— start INFORMATION PROVIDED —

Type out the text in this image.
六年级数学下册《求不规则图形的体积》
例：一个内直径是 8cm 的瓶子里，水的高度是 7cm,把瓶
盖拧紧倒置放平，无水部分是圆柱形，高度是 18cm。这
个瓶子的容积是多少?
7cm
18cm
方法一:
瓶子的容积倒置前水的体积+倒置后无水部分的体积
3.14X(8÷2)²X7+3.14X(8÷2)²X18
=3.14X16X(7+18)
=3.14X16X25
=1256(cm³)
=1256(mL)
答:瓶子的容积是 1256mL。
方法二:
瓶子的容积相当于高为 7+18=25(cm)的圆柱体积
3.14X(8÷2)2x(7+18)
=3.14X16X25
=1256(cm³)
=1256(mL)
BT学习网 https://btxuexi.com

— end INFORMATION PROVIDED —

■ **EXERCISE DESCRIPTION**: All entries shown above should be printed again exactly.

■ **EXERCISE OUTPUT**:
Type out the text in this image.
六年级数学下册《求不规则图形的体积》
例：一个内直径是 8cm 的瓶子里，水的高度是 7cm,把瓶
盖拧紧倒置放平，无水部分是圆柱形，高度是 18cm。这
个瓶子的容积是多少?
7cm
18cm
方法一:
瓶子的容积倒置前水的体积+倒置后无水部分的体积
3.14X(8÷2)²X7+3.14X(8÷2)²X18
=3.14X16X(7+18)
=3.14X16X25
=1256(cm³)
=1256(mL)
答:瓶子的容积是 1256mL。
方法二:
瓶子的容积相当于高为 7+18=25(cm)的圆柱体积
3.14X(8÷2)2x(7+18)
=3.14X16X25
=1256(cm³)
=1256(mL)
BT学习网 https://btxuexi.com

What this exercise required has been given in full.